- _Written exercise_
Write out every entry, unchanged. Skip any picture.

====== Available data

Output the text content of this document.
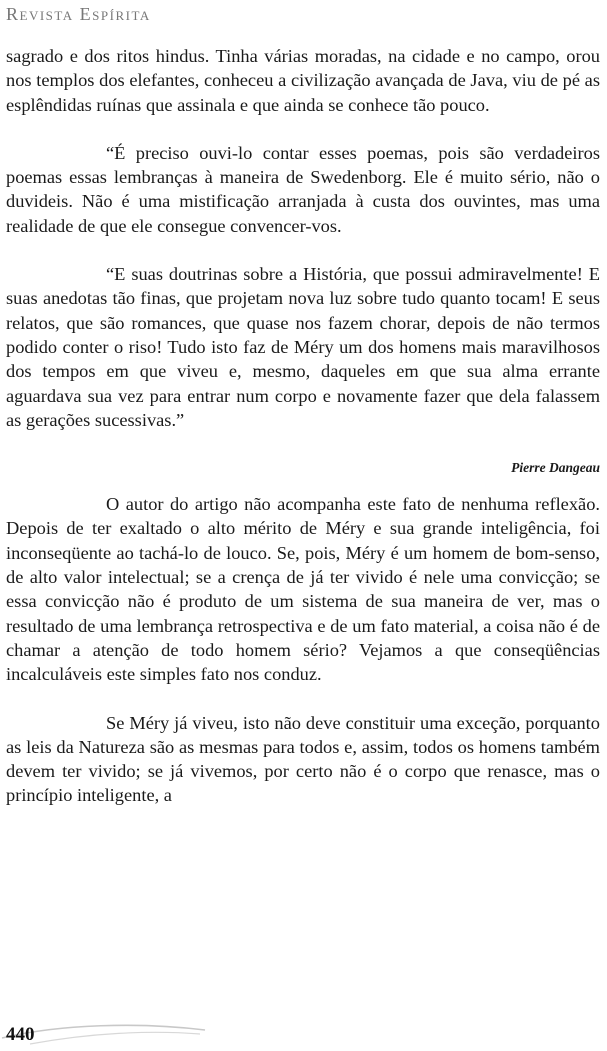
Revista Espírita

sagrado e dos ritos hindus. Tinha várias moradas, na cidade e no campo, orou nos templos dos elefantes, conheceu a civilização avançada de Java, viu de pé as esplêndidas ruínas que assinala e que ainda se conhece tão pouco.

“É preciso ouvi-lo contar esses poemas, pois são verdadeiros poemas essas lembranças à maneira de Swedenborg. Ele é muito sério, não o duvideis. Não é uma mistificação arranjada à custa dos ouvintes, mas uma realidade de que ele consegue convencer-vos.

“E suas doutrinas sobre a História, que possui admiravelmente! E suas anedotas tão finas, que projetam nova luz sobre tudo quanto tocam! E seus relatos, que são romances, que quase nos fazem chorar, depois de não termos podido conter o riso! Tudo isto faz de Méry um dos homens mais maravilhosos dos tempos em que viveu e, mesmo, daqueles em que sua alma errante aguardava sua vez para entrar num corpo e novamente fazer que dela falassem as gerações sucessivas.”

Pierre Dangeau

O autor do artigo não acompanha este fato de nenhuma reflexão. Depois de ter exaltado o alto mérito de Méry e sua grande inteligência, foi inconseqüente ao tachá-lo de louco. Se, pois, Méry é um homem de bom-senso, de alto valor intelectual; se a crença de já ter vivido é nele uma convicção; se essa convicção não é produto de um sistema de sua maneira de ver, mas o resultado de uma lembrança retrospectiva e de um fato material, a coisa não é de chamar a atenção de todo homem sério? Vejamos a que conseqüências incalculáveis este simples fato nos conduz.

Se Méry já viveu, isto não deve constituir uma exceção, porquanto as leis da Natureza são as mesmas para todos e, assim, todos os homens também devem ter vivido; se já vivemos, por certo não é o corpo que renasce, mas o princípio inteligente, a

440
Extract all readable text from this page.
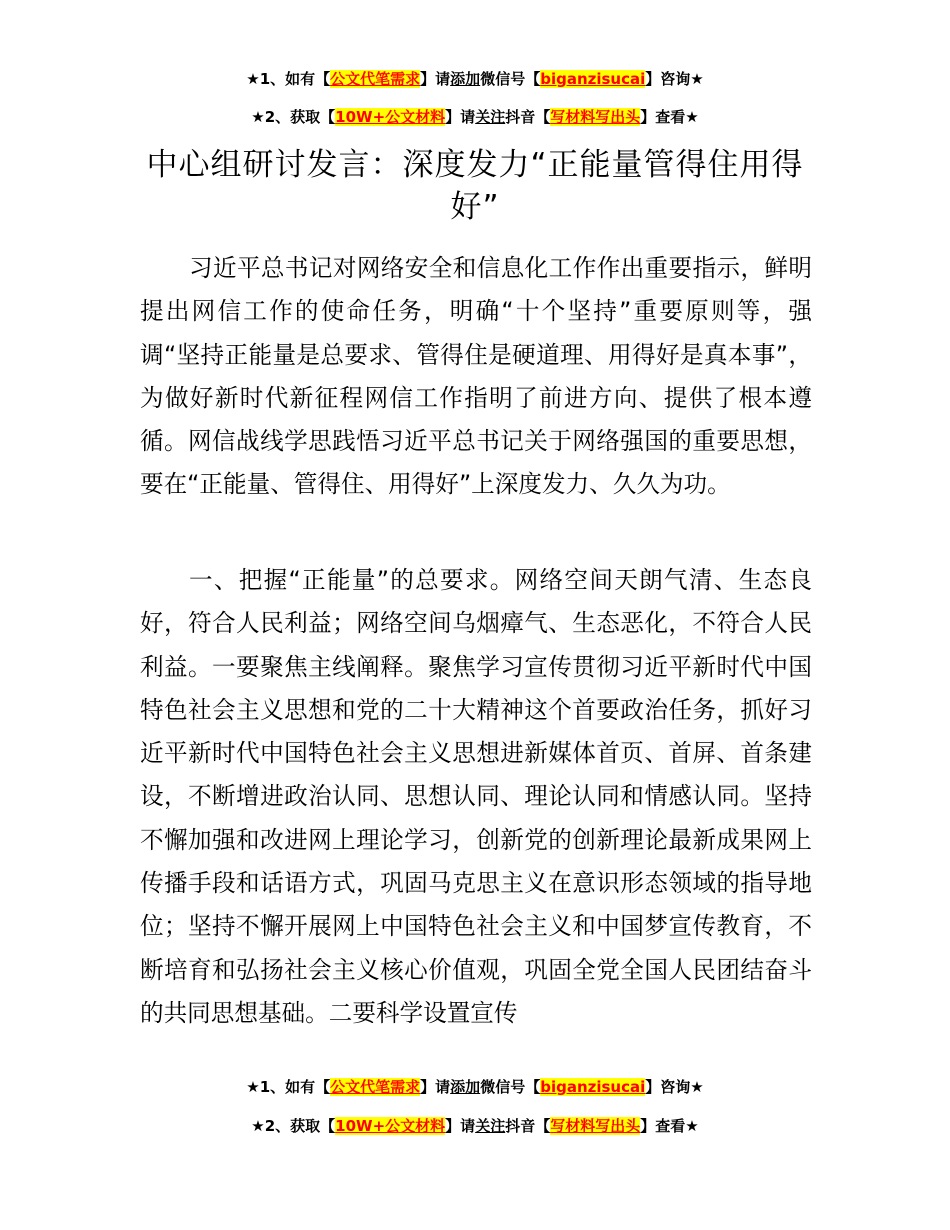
★1、如有【公文代笔需求】请添加微信号【biganzisucai】咨询★
★2、获取【10W+公文材料】请关注抖音【写材料写出头】查看★
中心组研讨发言：深度发力“正能量管得住用得好”
习近平总书记对网络安全和信息化工作作出重要指示，鲜明提出网信工作的使命任务，明确“十个坚持”重要原则等，强调“坚持正能量是总要求、管得住是硬道理、用得好是真本事”，为做好新时代新征程网信工作指明了前进方向、提供了根本遵循。网信战线学思践悟习近平总书记关于网络强国的重要思想，要在“正能量、管得住、用得好”上深度发力、久久为功。
一、把握“正能量”的总要求。网络空间天朗气清、生态良好，符合人民利益；网络空间乌烟瘴气、生态恶化，不符合人民利益。一要聚焦主线阐释。聚焦学习宣传贯彻习近平新时代中国特色社会主义思想和党的二十大精神这个首要政治任务，抓好习近平新时代中国特色社会主义思想进新媒体首页、首屏、首条建设，不断增进政治认同、思想认同、理论认同和情感认同。坚持不懈加强和改进网上理论学习，创新党的创新理论最新成果网上传播手段和话语方式，巩固马克思主义在意识形态领域的指导地位；坚持不懈开展网上中国特色社会主义和中国梦宣传教育，不断培育和弘扬社会主义核心价值观，巩固全党全国人民团结奋斗的共同思想基础。二要科学设置宣传
★1、如有【公文代笔需求】请添加微信号【biganzisucai】咨询★
★2、获取【10W+公文材料】请关注抖音【写材料写出头】查看★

============

- _Task answer_
Output the text content of this document.
Revista Espírita

sagrado e dos ritos hindus. Tinha várias moradas, na cidade e no campo, orou nos templos dos elefantes, conheceu a civilização avançada de Java, viu de pé as esplêndidas ruínas que assinala e que ainda se conhece tão pouco.

“É preciso ouvi-lo contar esses poemas, pois são verdadeiros poemas essas lembranças à maneira de Swedenborg. Ele é muito sério, não o duvideis. Não é uma mistificação arranjada à custa dos ouvintes, mas uma realidade de que ele consegue convencer-vos.

“E suas doutrinas sobre a História, que possui admiravelmente! E suas anedotas tão finas, que projetam nova luz sobre tudo quanto tocam! E seus relatos, que são romances, que quase nos fazem chorar, depois de não termos podido conter o riso! Tudo isto faz de Méry um dos homens mais maravilhosos dos tempos em que viveu e, mesmo, daqueles em que sua alma errante aguardava sua vez para entrar num corpo e novamente fazer que dela falassem as gerações sucessivas.”

Pierre Dangeau

O autor do artigo não acompanha este fato de nenhuma reflexão. Depois de ter exaltado o alto mérito de Méry e sua grande inteligência, foi inconseqüente ao tachá-lo de louco. Se, pois, Méry é um homem de bom-senso, de alto valor intelectual; se a crença de já ter vivido é nele uma convicção; se essa convicção não é produto de um sistema de sua maneira de ver, mas o resultado de uma lembrança retrospectiva e de um fato material, a coisa não é de chamar a atenção de todo homem sério? Vejamos a que conseqüências incalculáveis este simples fato nos conduz.

Se Méry já viveu, isto não deve constituir uma exceção, porquanto as leis da Natureza são as mesmas para todos e, assim, todos os homens também devem ter vivido; se já vivemos, por certo não é o corpo que renasce, mas o princípio inteligente, a

440
Extract all readable text from this page.
★1、如有【公文代笔需求】请添加微信号【biganzisucai】咨询★
★2、获取【10W+公文材料】请关注抖音【写材料写出头】查看★
中心组研讨发言：深度发力“正能量管得住用得好”
习近平总书记对网络安全和信息化工作作出重要指示，鲜明提出网信工作的使命任务，明确“十个坚持”重要原则等，强调“坚持正能量是总要求、管得住是硬道理、用得好是真本事”，为做好新时代新征程网信工作指明了前进方向、提供了根本遵循。网信战线学思践悟习近平总书记关于网络强国的重要思想，要在“正能量、管得住、用得好”上深度发力、久久为功。
一、把握“正能量”的总要求。网络空间天朗气清、生态良好，符合人民利益；网络空间乌烟瘴气、生态恶化，不符合人民利益。一要聚焦主线阐释。聚焦学习宣传贯彻习近平新时代中国特色社会主义思想和党的二十大精神这个首要政治任务，抓好习近平新时代中国特色社会主义思想进新媒体首页、首屏、首条建设，不断增进政治认同、思想认同、理论认同和情感认同。坚持不懈加强和改进网上理论学习，创新党的创新理论最新成果网上传播手段和话语方式，巩固马克思主义在意识形态领域的指导地位；坚持不懈开展网上中国特色社会主义和中国梦宣传教育，不断培育和弘扬社会主义核心价值观，巩固全党全国人民团结奋斗的共同思想基础。二要科学设置宣传
★1、如有【公文代笔需求】请添加微信号【biganzisucai】咨询★
★2、获取【10W+公文材料】请关注抖音【写材料写出头】查看★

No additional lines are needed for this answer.